▶ ESERCIZI
[1] Traduci in inglese questa frase della recensione del film Patrick: "Patrick è un giovane paziente in stato di coma vegetativo di una piccola ed isolata clinica privata."
[2] Estrai senza modifiche dalla recensione del film Patrick il passo che va da "Patrick è il" fino a "ipnotizza lo spettatore.".

Patrick è il remake più che dignitoso dell’omonimo film del 1978. Il regista Mark Hartley, che si è fatto per anni le ossa e un nome nel campo del documentario, riesce a guidare un cast di ottimi attori e a creare un film dalle atmosfere cupe che ipnotizza lo spettatore.
Patrick è un giovane paziente in stato di coma vegetativo di una piccola ed isolata clinica privata. Qui il dottor Roget (Charles Dance, conosciuto ai più come Tywin Lannyster nella serie Game of Thrones) conduce alcuni esperimenti finanziati per vie private con lo scopo di trovare il modo di risvegliare i pazienti comatosi. Messo alle strette dai suoi finanziatori che chiedono risultati in fretta, Roget usa proprio Patrick per tentare una cura molto aggressiva. Kathy (Sharni Vinson, attrice australiana già vista in Shark 3D) è stata assunta nella clinica da poco e diventa l’assistente del dottor Roget. La ragazza conosce così il paziente Patrick che sembra comunicare solo con lei, l’unica ad essersi dimostrata sensibile nei suoi confronti. Presto però Patrick sembra diventare sempre più presente nella vita della giovane infermiera anche restando fermo nel suo letto d’ospedale. La cura del dottor Roget infatti l’ha risvegliato, ma in un modo diverso da quello che loro si aspettavano. Patrick è un film che punta molto sulla sceneggiatura: i dialoghi sono intelligenti e veloci, i colpi di scena numerosi e spiazzanti e la trama interessante e ben costruita. Il cast nella sua interezza è più che capace di un’ottima interpretazione e tra loro troviamo anche Peta Sergeant, indimenticabile e trashissima Vivian Wagner di Iron Sky.
Se dobbiamo trovare una pecca in questo film sta proprio nel suo aver giocato sul sicuro. A livello registico non troviamo nessun segno stilistico particolare e alla fine Patrick lascia il suo regista nell’anonimato, nascosto dietro ai cliché del genere che vogliono i flashback offuscati, la costruzione della suspense con la musica e spaventare lo spettatore con entrate in campo improvvise di diversi personaggi per non parlare dell’odioso e, a mio avviso, quasi sempre inefficace finale aperto. Nel complesso comunque Patrick resta un film
riuscito, ben sorretto da una sceneggiatura fluida e coerente e da attori capaci, menzione speciale sicuramente alla protagonista che ci regala un’interpretazione intensa che cancella quella meno convincente vista nel film Shark 3D. Patrick merita quindi una visione, con la premessa che lo spettatore non deve aspettarsi di trovare chissà quale innovazione ma piuttosto una conferma dei canoni più classici e, soprattutto, una cura più che apprezzabile per gli effetti speciali creati soprattutto con il trucco prostetico piuttosto che con la computer grafica che, troppo spesso, rovina tutta l’atmosfera.

▶ ELENCO

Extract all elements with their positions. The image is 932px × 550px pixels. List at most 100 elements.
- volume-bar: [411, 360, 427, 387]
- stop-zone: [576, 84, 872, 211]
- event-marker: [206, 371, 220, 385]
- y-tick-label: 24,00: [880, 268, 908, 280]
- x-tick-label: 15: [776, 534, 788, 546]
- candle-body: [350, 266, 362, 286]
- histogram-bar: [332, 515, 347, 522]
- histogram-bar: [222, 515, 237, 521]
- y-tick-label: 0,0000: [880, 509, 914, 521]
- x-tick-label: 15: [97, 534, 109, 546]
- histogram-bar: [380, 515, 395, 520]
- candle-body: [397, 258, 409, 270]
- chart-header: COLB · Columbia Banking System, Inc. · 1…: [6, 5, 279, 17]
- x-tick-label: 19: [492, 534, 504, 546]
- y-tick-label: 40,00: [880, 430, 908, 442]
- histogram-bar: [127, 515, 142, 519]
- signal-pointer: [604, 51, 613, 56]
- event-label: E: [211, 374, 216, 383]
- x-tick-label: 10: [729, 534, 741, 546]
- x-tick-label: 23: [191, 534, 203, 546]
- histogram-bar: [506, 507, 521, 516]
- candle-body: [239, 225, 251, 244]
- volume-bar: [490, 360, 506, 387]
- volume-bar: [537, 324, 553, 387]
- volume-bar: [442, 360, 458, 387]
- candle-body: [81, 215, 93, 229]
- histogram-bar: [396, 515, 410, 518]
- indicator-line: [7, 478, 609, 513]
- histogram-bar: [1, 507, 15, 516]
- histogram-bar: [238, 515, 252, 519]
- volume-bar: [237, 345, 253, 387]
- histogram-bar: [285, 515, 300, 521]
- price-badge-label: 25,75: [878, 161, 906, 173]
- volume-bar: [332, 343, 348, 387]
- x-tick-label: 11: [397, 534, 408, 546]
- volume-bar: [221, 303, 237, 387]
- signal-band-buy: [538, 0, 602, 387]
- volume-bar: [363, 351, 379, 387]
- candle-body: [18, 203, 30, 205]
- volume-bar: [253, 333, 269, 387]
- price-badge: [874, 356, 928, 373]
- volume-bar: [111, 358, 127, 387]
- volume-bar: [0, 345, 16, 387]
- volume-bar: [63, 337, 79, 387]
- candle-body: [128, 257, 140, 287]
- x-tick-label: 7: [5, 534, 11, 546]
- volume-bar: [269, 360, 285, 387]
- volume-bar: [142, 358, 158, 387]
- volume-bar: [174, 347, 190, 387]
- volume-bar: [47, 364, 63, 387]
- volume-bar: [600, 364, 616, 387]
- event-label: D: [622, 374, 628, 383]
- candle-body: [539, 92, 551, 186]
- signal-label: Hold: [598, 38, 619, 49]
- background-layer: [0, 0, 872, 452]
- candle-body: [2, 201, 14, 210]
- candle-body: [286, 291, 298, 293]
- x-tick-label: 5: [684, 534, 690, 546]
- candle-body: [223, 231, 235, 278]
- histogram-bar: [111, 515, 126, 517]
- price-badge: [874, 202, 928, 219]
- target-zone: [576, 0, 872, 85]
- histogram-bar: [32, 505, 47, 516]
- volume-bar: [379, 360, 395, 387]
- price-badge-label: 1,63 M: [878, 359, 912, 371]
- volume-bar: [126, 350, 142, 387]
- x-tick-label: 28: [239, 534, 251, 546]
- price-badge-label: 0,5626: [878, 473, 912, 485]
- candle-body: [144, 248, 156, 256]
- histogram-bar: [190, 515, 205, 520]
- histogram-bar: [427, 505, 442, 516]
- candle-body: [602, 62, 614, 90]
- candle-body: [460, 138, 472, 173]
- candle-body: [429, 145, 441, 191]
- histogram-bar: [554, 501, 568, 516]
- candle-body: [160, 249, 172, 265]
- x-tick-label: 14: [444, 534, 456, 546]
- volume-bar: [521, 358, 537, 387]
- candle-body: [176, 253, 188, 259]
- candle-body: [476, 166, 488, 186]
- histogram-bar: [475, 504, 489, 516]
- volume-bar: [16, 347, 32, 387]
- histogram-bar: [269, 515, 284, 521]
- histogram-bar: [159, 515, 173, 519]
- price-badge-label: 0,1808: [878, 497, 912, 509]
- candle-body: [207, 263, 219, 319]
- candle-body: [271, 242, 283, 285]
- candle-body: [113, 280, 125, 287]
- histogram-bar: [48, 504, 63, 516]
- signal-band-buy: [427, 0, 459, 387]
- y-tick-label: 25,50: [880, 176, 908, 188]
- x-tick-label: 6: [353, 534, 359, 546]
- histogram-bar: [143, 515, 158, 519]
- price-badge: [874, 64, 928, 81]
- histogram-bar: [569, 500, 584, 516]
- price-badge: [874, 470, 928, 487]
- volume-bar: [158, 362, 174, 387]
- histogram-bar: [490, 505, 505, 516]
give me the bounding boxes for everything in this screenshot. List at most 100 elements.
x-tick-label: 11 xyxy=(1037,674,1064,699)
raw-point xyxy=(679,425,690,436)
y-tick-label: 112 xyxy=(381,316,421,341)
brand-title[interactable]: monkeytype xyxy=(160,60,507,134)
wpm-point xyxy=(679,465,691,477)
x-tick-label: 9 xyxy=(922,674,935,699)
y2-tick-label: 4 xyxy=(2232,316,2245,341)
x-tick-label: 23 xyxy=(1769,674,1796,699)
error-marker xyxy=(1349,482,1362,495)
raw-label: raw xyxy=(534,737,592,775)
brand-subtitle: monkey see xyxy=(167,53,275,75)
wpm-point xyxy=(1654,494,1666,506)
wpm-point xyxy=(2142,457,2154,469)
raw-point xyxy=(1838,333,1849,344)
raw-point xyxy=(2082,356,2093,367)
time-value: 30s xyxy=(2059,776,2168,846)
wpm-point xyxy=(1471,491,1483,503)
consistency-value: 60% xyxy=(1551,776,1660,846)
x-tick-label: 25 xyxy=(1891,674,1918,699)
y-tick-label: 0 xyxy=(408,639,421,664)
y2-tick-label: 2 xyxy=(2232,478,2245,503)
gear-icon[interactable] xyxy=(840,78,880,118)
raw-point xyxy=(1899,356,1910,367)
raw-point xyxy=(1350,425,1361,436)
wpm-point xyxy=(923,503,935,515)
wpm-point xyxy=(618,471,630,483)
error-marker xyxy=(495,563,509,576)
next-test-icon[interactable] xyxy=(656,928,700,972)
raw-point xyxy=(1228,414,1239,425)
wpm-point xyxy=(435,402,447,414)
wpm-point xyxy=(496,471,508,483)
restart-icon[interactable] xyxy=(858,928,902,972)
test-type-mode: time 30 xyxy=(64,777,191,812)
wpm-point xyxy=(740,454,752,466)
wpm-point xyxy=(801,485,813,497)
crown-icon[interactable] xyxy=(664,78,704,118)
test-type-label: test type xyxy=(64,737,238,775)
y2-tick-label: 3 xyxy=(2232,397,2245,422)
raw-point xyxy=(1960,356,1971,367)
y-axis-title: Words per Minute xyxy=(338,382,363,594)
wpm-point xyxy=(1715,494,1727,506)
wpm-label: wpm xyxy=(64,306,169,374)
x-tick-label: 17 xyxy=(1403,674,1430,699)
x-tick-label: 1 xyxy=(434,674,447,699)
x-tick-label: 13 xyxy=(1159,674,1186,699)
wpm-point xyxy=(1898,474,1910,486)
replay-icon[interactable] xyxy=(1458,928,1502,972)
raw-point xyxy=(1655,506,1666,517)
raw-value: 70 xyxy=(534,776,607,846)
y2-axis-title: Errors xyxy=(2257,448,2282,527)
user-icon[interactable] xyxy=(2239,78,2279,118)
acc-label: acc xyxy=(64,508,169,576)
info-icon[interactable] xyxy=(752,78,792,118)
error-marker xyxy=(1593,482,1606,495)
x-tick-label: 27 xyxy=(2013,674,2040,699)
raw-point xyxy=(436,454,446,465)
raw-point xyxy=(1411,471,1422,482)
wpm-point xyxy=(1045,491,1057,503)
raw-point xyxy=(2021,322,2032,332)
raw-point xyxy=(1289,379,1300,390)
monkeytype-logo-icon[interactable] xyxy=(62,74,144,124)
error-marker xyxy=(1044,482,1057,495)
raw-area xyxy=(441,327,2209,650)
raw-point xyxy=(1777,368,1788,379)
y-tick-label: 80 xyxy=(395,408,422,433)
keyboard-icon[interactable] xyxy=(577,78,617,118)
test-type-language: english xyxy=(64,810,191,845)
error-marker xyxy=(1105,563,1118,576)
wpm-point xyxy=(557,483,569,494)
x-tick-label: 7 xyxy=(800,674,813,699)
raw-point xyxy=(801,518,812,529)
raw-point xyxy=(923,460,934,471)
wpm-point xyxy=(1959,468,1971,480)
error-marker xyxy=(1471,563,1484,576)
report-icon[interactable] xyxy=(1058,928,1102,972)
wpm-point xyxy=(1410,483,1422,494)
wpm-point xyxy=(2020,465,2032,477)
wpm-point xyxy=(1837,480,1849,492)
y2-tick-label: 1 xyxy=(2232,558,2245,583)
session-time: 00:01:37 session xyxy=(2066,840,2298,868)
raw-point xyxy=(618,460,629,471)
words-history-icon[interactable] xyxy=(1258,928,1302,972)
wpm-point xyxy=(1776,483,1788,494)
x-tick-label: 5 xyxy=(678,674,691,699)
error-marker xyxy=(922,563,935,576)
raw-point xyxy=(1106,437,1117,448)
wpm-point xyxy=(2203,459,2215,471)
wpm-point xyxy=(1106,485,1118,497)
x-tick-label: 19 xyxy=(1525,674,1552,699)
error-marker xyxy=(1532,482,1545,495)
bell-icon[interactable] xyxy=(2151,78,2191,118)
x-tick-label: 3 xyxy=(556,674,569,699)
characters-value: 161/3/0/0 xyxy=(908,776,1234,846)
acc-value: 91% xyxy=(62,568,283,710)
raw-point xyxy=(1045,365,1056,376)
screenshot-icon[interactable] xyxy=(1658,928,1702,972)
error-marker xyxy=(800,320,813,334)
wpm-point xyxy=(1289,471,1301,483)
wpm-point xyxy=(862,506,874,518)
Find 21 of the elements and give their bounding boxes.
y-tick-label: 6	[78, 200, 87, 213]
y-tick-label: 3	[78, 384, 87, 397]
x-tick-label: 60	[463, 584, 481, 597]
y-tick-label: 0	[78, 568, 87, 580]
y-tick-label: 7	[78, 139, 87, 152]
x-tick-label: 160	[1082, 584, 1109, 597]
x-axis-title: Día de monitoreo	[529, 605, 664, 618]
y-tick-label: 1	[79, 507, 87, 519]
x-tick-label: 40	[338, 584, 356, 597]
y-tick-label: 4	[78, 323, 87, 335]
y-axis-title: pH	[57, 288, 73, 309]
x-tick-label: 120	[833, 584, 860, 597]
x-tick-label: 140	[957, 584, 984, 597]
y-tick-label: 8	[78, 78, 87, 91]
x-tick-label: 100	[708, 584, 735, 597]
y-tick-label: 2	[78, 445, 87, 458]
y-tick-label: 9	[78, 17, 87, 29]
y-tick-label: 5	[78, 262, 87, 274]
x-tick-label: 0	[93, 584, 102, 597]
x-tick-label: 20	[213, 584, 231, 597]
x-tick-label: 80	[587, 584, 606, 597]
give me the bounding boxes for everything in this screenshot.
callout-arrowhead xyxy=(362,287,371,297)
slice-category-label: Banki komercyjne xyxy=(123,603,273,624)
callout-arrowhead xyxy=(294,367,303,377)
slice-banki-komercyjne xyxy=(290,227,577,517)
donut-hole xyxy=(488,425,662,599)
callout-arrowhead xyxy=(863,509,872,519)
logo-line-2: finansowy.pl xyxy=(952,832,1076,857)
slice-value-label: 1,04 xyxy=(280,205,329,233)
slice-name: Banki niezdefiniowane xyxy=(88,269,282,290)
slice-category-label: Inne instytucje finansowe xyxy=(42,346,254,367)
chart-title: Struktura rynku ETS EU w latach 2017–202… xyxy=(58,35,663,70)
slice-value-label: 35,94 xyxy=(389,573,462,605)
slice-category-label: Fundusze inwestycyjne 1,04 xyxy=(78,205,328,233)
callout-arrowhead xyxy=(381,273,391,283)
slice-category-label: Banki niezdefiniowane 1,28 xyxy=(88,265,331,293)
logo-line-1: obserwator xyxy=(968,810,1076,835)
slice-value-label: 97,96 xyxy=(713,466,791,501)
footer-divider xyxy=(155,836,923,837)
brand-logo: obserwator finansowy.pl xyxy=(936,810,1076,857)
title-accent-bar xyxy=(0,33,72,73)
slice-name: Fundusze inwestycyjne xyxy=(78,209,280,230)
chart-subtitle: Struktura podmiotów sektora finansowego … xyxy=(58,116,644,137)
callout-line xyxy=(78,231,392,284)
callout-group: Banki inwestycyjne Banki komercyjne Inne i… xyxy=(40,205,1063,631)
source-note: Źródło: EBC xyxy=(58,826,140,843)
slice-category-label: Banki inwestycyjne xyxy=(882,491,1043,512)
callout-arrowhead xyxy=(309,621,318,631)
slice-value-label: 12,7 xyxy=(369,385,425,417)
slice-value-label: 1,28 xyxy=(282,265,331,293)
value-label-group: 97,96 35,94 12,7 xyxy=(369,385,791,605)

▶ SOLUZIONI
[1] Patrick is a young patient in a vegetative coma at a small, isolated private clinic.

[2]
Patrick è il remake più che dignitoso dell’omonimo film del 1978. Il regista Mark Hartley, che si è fatto per anni le ossa e un nome nel campo del documentario, riesce a guidare un cast di ottimi attori e a creare un film dalle atmosfere cupe che ipnotizza lo spettatore.